BEGIN

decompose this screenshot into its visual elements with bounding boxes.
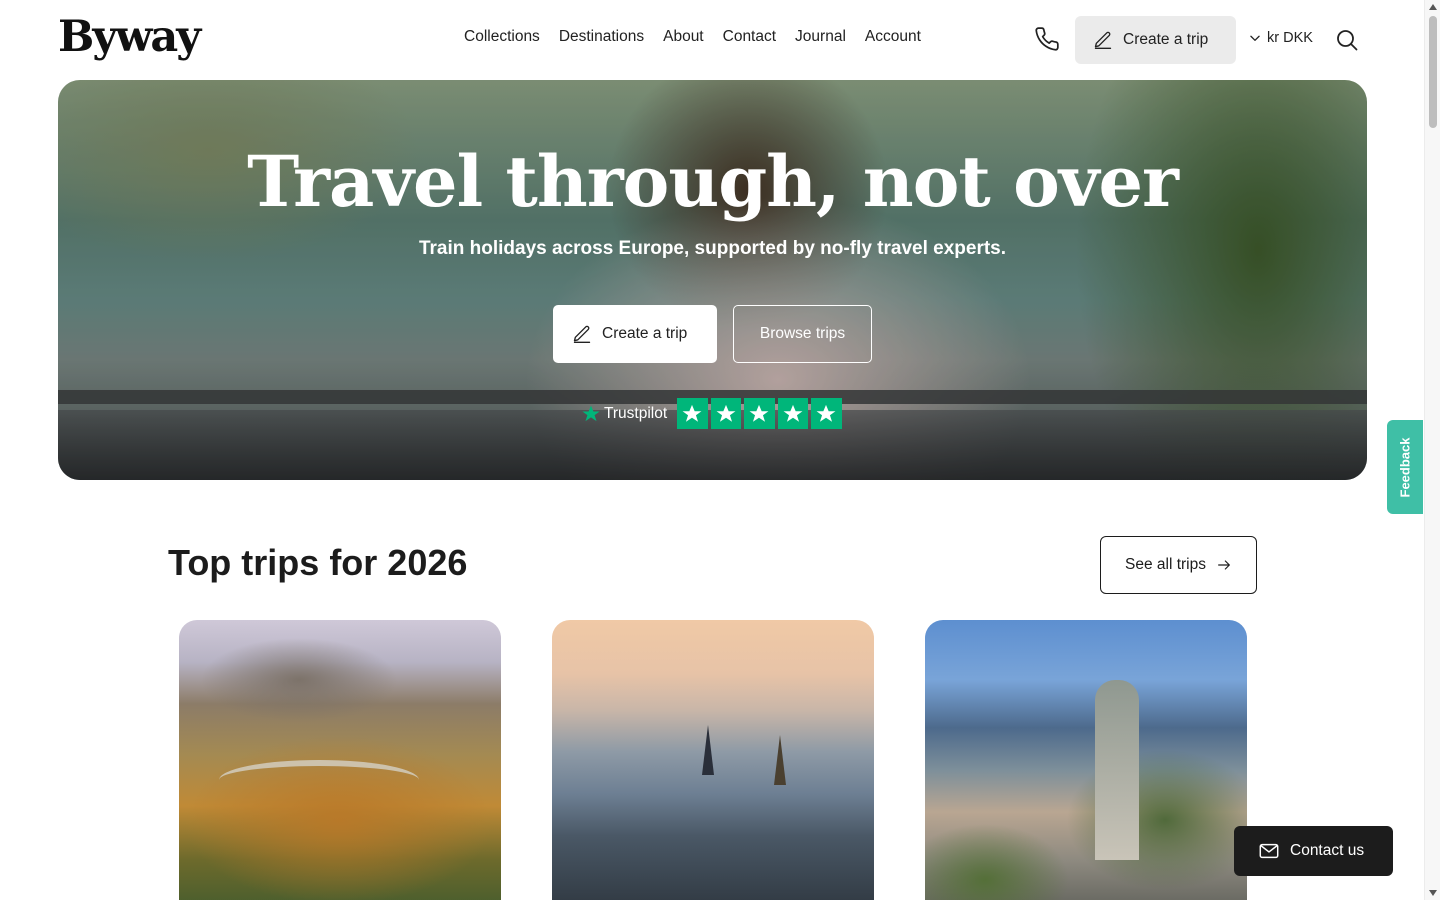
currency-label: kr DKK <box>1267 30 1313 46</box>
see-all-trips-button[interactable]: See all trips <box>1100 536 1257 594</box>
hero-create-trip-button[interactable]: Create a trip <box>553 305 717 363</box>
feedback-tab[interactable]: Feedback <box>1387 420 1423 514</box>
hero-subtitle: Train holidays across Europe, supported … <box>418 238 1007 259</box>
scrollbar-thumb[interactable] <box>1429 16 1437 128</box>
site-header: Byway Collections Destinations About Con… <box>0 0 1424 80</box>
hero-create-trip-label: Create a trip <box>602 325 688 342</box>
page-scrollbar[interactable] <box>1424 0 1440 900</box>
scroll-down-arrow-icon[interactable] <box>1429 890 1437 896</box>
arrow-right-icon <box>1218 560 1230 570</box>
contact-us-label: Contact us <box>1290 842 1365 859</box>
rating-star-icon <box>710 398 742 429</box>
hero-banner: Travel through, not over Train holidays … <box>58 80 1367 480</box>
see-all-trips-label: See all trips <box>1125 556 1206 573</box>
main-nav: Collections Destinations About Contact J… <box>464 28 921 46</box>
trip-card-image[interactable] <box>552 620 874 900</box>
feedback-label: Feedback <box>1397 437 1413 497</box>
pencil-icon <box>573 325 591 343</box>
currency-selector[interactable]: kr DKK <box>1248 30 1313 46</box>
top-trips-heading: Top trips for 2026 <box>168 542 468 583</box>
hero-title: Travel through, not over <box>247 140 1179 223</box>
scroll-up-arrow-icon[interactable] <box>1429 4 1437 10</box>
trustpilot-rating[interactable]: Trustpilot <box>581 398 842 429</box>
nav-item-collections[interactable]: Collections <box>464 28 540 46</box>
nav-item-destinations[interactable]: Destinations <box>559 28 644 46</box>
pencil-icon <box>1094 31 1112 49</box>
trustpilot-stars <box>677 398 842 429</box>
header-create-trip-button[interactable]: Create a trip <box>1075 16 1236 64</box>
trip-card-image[interactable] <box>179 620 501 900</box>
nav-item-journal[interactable]: Journal <box>795 28 846 46</box>
trustpilot-star-icon <box>582 405 600 421</box>
mail-icon <box>1259 843 1279 859</box>
church-spire-illustration <box>702 725 714 775</box>
rating-star-icon <box>811 398 842 429</box>
bell-tower-illustration <box>1095 680 1139 860</box>
header-create-trip-label: Create a trip <box>1123 31 1209 48</box>
byway-logo[interactable]: Byway <box>58 12 201 62</box>
rating-star-icon <box>744 398 775 429</box>
rating-star-icon <box>777 398 809 429</box>
trip-card-image[interactable] <box>925 620 1247 900</box>
viaduct-illustration <box>219 760 419 800</box>
nav-item-account[interactable]: Account <box>865 28 921 46</box>
chevron-down-icon <box>1250 35 1260 41</box>
church-spire-illustration <box>774 735 786 785</box>
contact-us-button[interactable]: Contact us <box>1234 826 1393 876</box>
phone-icon[interactable] <box>1034 26 1060 52</box>
nav-item-contact[interactable]: Contact <box>723 28 776 46</box>
search-icon[interactable] <box>1335 28 1359 52</box>
nav-item-about[interactable]: About <box>663 28 704 46</box>
browse-trips-label: Browse trips <box>759 325 846 342</box>
rating-star-icon <box>677 398 708 429</box>
trustpilot-label: Trustpilot <box>604 404 668 422</box>
trustpilot-logo: Trustpilot <box>581 404 667 424</box>
browse-trips-button[interactable]: Browse trips <box>733 305 872 363</box>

END

Copy out every line of the records above word for word, leaving out the pictures.

- THE RESPONSE -
decompose this screenshot into its visual elements with bounding boxes.
currency-label: kr DKK <box>1267 30 1313 46</box>
see-all-trips-button[interactable]: See all trips <box>1100 536 1257 594</box>
hero-create-trip-button[interactable]: Create a trip <box>553 305 717 363</box>
feedback-tab[interactable]: Feedback <box>1387 420 1423 514</box>
hero-subtitle: Train holidays across Europe, supported … <box>418 238 1007 259</box>
scrollbar-thumb[interactable] <box>1429 16 1437 128</box>
site-header: Byway Collections Destinations About Con… <box>0 0 1424 80</box>
hero-create-trip-label: Create a trip <box>602 325 688 342</box>
page-scrollbar[interactable] <box>1424 0 1440 900</box>
scroll-down-arrow-icon[interactable] <box>1429 890 1437 896</box>
arrow-right-icon <box>1218 560 1230 570</box>
contact-us-label: Contact us <box>1290 842 1365 859</box>
rating-star-icon <box>710 398 742 429</box>
hero-banner: Travel through, not over Train holidays … <box>58 80 1367 480</box>
see-all-trips-label: See all trips <box>1125 556 1206 573</box>
main-nav: Collections Destinations About Contact J… <box>464 28 921 46</box>
trip-card-image[interactable] <box>552 620 874 900</box>
feedback-label: Feedback <box>1397 437 1413 497</box>
pencil-icon <box>573 325 591 343</box>
currency-selector[interactable]: kr DKK <box>1248 30 1313 46</box>
top-trips-heading: Top trips for 2026 <box>168 542 468 583</box>
hero-title: Travel through, not over <box>247 140 1179 223</box>
scroll-up-arrow-icon[interactable] <box>1429 4 1437 10</box>
trustpilot-rating[interactable]: Trustpilot <box>581 398 842 429</box>
nav-item-collections[interactable]: Collections <box>464 28 540 46</box>
nav-item-destinations[interactable]: Destinations <box>559 28 644 46</box>
pencil-icon <box>1094 31 1112 49</box>
trustpilot-stars <box>677 398 842 429</box>
header-create-trip-button[interactable]: Create a trip <box>1075 16 1236 64</box>
trip-card-image[interactable] <box>179 620 501 900</box>
nav-item-journal[interactable]: Journal <box>795 28 846 46</box>
trustpilot-star-icon <box>582 405 600 421</box>
mail-icon <box>1259 843 1279 859</box>
church-spire-illustration <box>702 725 714 775</box>
rating-star-icon <box>811 398 842 429</box>
bell-tower-illustration <box>1095 680 1139 860</box>
header-create-trip-label: Create a trip <box>1123 31 1209 48</box>
byway-logo[interactable]: Byway <box>58 12 201 62</box>
rating-star-icon <box>744 398 775 429</box>
rating-star-icon <box>777 398 809 429</box>
trip-card-image[interactable] <box>925 620 1247 900</box>
viaduct-illustration <box>219 760 419 800</box>
nav-item-account[interactable]: Account <box>865 28 921 46</box>
chevron-down-icon <box>1250 35 1260 41</box>
church-spire-illustration <box>774 735 786 785</box>
contact-us-button[interactable]: Contact us <box>1234 826 1393 876</box>
phone-icon[interactable] <box>1034 26 1060 52</box>
nav-item-contact[interactable]: Contact <box>723 28 776 46</box>
search-icon[interactable] <box>1335 28 1359 52</box>
nav-item-about[interactable]: About <box>663 28 704 46</box>
browse-trips-label: Browse trips <box>759 325 846 342</box>
rating-star-icon <box>677 398 708 429</box>
trustpilot-label: Trustpilot <box>604 404 668 422</box>
trustpilot-logo: Trustpilot <box>581 404 667 424</box>
browse-trips-button[interactable]: Browse trips <box>733 305 872 363</box>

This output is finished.